Output every record word for word.
>> START INPUT DATA
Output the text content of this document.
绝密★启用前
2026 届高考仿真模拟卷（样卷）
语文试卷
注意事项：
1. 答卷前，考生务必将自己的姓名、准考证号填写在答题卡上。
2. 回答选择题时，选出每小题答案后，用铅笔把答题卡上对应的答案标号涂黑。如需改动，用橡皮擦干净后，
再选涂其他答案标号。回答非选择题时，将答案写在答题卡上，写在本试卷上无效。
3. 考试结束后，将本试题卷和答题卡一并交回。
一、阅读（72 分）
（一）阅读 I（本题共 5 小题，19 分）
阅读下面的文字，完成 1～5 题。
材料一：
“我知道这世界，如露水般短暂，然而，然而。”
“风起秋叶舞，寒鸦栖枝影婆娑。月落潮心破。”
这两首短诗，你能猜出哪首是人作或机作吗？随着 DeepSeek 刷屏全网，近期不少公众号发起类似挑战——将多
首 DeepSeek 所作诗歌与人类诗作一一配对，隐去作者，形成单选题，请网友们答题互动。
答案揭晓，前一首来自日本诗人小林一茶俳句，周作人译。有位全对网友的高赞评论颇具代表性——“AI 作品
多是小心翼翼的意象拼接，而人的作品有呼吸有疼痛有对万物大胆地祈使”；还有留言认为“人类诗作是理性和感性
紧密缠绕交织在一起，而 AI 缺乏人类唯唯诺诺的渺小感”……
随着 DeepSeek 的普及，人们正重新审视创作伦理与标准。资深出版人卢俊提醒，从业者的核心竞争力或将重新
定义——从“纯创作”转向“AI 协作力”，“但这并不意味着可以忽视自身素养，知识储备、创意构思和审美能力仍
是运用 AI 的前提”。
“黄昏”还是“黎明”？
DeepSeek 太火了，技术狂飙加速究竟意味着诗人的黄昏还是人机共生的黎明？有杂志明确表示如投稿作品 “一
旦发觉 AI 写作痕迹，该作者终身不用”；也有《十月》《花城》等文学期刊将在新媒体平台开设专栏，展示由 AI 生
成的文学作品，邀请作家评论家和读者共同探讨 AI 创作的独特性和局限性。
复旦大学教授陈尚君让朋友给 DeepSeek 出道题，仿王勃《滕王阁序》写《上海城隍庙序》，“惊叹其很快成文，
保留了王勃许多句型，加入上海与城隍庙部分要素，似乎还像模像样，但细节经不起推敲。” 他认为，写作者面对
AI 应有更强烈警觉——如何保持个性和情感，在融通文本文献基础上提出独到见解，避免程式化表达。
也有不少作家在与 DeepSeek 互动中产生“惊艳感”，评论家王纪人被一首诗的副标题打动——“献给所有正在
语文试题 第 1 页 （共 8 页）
>> END INPUT DATA
## CORRECT RESULT
Output the text content of this document.
绝密★启用前
2026 届高考仿真模拟卷（样卷）
语文试卷
注意事项：
1. 答卷前，考生务必将自己的姓名、准考证号填写在答题卡上。
2. 回答选择题时，选出每小题答案后，用铅笔把答题卡上对应的答案标号涂黑。如需改动，用橡皮擦干净后，
再选涂其他答案标号。回答非选择题时，将答案写在答题卡上，写在本试卷上无效。
3. 考试结束后，将本试题卷和答题卡一并交回。
一、阅读（72 分）
（一）阅读 I（本题共 5 小题，19 分）
阅读下面的文字，完成 1～5 题。
材料一：
“我知道这世界，如露水般短暂，然而，然而。”
“风起秋叶舞，寒鸦栖枝影婆娑。月落潮心破。”
这两首短诗，你能猜出哪首是人作或机作吗？随着 DeepSeek 刷屏全网，近期不少公众号发起类似挑战——将多
首 DeepSeek 所作诗歌与人类诗作一一配对，隐去作者，形成单选题，请网友们答题互动。
答案揭晓，前一首来自日本诗人小林一茶俳句，周作人译。有位全对网友的高赞评论颇具代表性——“AI 作品
多是小心翼翼的意象拼接，而人的作品有呼吸有疼痛有对万物大胆地祈使”；还有留言认为“人类诗作是理性和感性
紧密缠绕交织在一起，而 AI 缺乏人类唯唯诺诺的渺小感”……
随着 DeepSeek 的普及，人们正重新审视创作伦理与标准。资深出版人卢俊提醒，从业者的核心竞争力或将重新
定义——从“纯创作”转向“AI 协作力”，“但这并不意味着可以忽视自身素养，知识储备、创意构思和审美能力仍
是运用 AI 的前提”。
“黄昏”还是“黎明”？
DeepSeek 太火了，技术狂飙加速究竟意味着诗人的黄昏还是人机共生的黎明？有杂志明确表示如投稿作品 “一
旦发觉 AI 写作痕迹，该作者终身不用”；也有《十月》《花城》等文学期刊将在新媒体平台开设专栏，展示由 AI 生
成的文学作品，邀请作家评论家和读者共同探讨 AI 创作的独特性和局限性。
复旦大学教授陈尚君让朋友给 DeepSeek 出道题，仿王勃《滕王阁序》写《上海城隍庙序》，“惊叹其很快成文，
保留了王勃许多句型，加入上海与城隍庙部分要素，似乎还像模像样，但细节经不起推敲。” 他认为，写作者面对
AI 应有更强烈警觉——如何保持个性和情感，在融通文本文献基础上提出独到见解，避免程式化表达。
也有不少作家在与 DeepSeek 互动中产生“惊艳感”，评论家王纪人被一首诗的副标题打动——“献给所有正在
语文试题 第 1 页 （共 8 页）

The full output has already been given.